### Quoted passage
* * *
A problem that can be solved with a delegate can also be solved with an
interface. For instance, the following explains how to solve our filter problem using
an ITransformer
interface:
public interface ITransformer
{
int Transform (int x);
}
public class Util
{
public static void TransformAll (int[] values, ITransformer t)
{
for (int i = 0; i < values.Length; i++)
values[i] = t.Transform (values[i]);
}
}
class Squarer : ITransformer
{
public int Transform (int x) { return x * x; }
}
...
static void Main()
{
int[] values = { 1, 2, 3 };
Util.TransformAll (values, new Squarer());
foreach (int i in values)
Console.WriteLine (i);
}
A delegate design may be a better choice than an interface design if one or more of these conditions are true:
- The interface defines only a single method.
- Multicast capability is needed.
- The subscriber needs to implement the interface multiple times.
In the ITransformer example, we don’t need to multicast. However, the interface defines only a single method. Furthermore, our subscriber may need to implement ITransformer multiple times, to support different transforms, such as square or cube. With interfaces, we’re forced into writing a separate type per transform, since Test can implement ITransformer only once. This is quite cumbersome:
class Squarer : ITransformer
{
public int Transform (int x) { return x * x; }
}
class Cuber : ITransformer
{
public int Transform (int x) {return x * x * x; }
}
...
* * *
### Information supplied
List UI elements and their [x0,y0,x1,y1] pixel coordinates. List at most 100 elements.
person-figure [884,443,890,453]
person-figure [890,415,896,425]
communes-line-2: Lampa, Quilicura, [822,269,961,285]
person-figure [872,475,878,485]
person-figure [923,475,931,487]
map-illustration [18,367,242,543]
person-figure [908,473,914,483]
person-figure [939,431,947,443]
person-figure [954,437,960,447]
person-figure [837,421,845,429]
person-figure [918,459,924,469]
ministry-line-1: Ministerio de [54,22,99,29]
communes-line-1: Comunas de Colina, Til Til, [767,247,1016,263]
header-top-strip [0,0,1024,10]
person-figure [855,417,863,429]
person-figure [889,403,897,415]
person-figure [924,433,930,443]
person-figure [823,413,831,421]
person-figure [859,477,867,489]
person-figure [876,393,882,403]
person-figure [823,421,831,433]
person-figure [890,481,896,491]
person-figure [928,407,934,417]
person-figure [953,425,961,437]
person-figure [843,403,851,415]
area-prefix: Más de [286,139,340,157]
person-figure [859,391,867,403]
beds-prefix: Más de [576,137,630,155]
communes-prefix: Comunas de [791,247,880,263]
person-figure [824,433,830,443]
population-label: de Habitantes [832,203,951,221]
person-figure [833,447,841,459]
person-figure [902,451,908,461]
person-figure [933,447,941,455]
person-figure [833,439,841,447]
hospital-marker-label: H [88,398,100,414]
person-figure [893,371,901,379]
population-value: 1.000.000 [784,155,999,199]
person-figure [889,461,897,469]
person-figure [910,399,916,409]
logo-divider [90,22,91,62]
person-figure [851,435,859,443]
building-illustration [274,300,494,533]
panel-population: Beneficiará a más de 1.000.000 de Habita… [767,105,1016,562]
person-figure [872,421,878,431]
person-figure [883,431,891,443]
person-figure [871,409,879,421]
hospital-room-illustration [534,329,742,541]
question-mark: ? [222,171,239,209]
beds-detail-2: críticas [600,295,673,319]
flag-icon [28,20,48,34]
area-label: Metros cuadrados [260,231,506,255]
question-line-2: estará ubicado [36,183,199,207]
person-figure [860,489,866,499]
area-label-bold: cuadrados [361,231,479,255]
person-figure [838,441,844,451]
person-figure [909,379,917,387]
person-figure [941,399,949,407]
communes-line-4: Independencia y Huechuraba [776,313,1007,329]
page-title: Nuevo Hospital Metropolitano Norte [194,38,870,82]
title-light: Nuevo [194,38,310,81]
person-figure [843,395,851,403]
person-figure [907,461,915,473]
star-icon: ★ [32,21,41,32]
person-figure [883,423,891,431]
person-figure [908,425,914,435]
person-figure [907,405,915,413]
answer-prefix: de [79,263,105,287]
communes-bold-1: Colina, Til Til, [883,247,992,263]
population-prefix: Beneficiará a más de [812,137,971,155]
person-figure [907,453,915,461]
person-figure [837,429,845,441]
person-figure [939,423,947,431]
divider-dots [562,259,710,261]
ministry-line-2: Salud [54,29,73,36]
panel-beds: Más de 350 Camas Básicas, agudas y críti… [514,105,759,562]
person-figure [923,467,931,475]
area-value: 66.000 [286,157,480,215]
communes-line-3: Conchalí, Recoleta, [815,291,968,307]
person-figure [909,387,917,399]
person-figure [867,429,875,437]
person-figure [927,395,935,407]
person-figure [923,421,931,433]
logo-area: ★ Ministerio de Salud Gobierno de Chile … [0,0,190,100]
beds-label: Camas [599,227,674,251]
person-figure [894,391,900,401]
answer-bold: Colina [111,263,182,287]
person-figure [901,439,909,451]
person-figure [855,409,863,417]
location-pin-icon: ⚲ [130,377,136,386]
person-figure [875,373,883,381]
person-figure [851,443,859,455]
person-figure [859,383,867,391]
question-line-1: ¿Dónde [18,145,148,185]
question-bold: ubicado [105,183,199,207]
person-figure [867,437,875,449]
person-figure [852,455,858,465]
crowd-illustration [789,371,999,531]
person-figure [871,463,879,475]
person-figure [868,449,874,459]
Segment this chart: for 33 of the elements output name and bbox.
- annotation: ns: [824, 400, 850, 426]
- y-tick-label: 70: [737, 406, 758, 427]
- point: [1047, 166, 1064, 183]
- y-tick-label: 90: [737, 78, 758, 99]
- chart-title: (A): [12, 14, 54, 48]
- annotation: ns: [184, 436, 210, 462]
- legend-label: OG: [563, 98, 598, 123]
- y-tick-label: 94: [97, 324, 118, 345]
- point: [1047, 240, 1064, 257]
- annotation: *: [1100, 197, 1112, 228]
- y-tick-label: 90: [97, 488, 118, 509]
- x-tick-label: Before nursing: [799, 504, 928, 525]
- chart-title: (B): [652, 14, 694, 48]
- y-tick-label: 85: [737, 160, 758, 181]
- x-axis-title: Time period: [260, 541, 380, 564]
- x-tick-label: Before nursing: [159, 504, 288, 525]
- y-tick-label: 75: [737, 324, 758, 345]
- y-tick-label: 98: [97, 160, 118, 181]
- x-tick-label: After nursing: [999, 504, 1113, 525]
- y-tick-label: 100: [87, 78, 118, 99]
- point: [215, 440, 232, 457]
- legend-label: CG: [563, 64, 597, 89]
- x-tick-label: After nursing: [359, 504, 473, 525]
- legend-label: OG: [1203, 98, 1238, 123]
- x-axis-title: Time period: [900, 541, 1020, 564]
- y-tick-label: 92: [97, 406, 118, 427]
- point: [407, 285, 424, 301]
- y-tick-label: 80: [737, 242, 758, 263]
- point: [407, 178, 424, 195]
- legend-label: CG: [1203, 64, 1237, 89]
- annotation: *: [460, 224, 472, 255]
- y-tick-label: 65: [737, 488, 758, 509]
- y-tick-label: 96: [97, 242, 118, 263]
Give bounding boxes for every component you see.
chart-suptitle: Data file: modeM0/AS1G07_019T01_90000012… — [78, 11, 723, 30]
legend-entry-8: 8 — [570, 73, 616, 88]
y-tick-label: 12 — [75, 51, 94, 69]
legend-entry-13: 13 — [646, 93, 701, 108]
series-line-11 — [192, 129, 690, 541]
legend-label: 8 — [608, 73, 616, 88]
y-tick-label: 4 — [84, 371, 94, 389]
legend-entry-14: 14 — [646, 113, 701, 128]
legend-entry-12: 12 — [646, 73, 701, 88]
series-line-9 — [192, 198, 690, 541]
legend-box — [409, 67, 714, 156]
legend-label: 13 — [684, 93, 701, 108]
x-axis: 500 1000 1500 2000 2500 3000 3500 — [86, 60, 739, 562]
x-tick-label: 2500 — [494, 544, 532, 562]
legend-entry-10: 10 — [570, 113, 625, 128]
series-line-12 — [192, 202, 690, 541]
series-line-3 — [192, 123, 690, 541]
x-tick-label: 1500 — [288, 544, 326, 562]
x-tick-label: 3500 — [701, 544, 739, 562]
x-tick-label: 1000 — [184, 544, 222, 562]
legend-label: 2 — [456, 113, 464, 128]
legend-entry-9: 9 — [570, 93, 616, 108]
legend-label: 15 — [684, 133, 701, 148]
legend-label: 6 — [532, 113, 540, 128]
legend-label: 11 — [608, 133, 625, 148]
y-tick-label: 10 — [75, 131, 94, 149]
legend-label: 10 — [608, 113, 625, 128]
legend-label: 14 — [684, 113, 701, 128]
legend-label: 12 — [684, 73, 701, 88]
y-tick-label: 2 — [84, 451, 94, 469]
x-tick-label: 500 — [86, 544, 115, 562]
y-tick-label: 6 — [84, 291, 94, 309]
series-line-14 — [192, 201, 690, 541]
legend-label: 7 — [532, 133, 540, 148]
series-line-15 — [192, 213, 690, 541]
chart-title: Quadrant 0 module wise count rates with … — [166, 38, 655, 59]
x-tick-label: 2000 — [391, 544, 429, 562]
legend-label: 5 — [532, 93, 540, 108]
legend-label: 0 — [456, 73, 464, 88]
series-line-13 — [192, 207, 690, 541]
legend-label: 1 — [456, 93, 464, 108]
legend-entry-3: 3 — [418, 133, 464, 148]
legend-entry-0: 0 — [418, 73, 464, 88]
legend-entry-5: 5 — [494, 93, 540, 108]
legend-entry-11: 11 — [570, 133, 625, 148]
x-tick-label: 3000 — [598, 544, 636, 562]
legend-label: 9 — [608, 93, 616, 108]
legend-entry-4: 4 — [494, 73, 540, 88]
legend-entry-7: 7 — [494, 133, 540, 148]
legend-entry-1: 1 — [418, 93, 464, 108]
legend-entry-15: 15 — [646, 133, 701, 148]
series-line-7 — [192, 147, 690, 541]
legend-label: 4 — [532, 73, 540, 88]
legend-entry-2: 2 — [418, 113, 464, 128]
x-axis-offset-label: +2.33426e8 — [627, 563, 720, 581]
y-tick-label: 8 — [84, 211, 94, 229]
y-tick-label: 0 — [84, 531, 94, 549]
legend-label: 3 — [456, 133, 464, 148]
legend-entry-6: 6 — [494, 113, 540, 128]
* * *
### Required actions
**a.** In the passage on delegates versus interfaces, what three conditions make a delegate design possibly a better choice than an interface design?
**b.** Duplicate the part of the passage on delegates versus interfaces between "values[i] = t.Transform" and "i in values)", inclusive.
**c.** Decide whether each statement agrees with the passage on delegates versus interfaces, answering yes or no and quoting the words that decide it: (i) The ITransformer example needs multicast. (ii) The ITransformer interface defines only a single method. (iii) Writing a separate type per transform is described as cumbersome.

### Answers for this exercise
**a.** The interface defines only a single method, multicast capability is needed, or the subscriber needs to implement the interface multiple times.

**b.**
values[i] = t.Transform (values[i]);
}
}
class Squarer : ITransformer
{
public int Transform (int x) { return x * x; }
}
...
static void Main()
{
int[] values = { 1, 2, 3 };
Util.TransformAll (values, new Squarer());
foreach (int i in values)

**c.**
(i) No: "In the ITransformer example, we don’t need to multicast."
(ii) Yes: "the interface defines only a single method."
(iii) Yes: "This is quite cumbersome"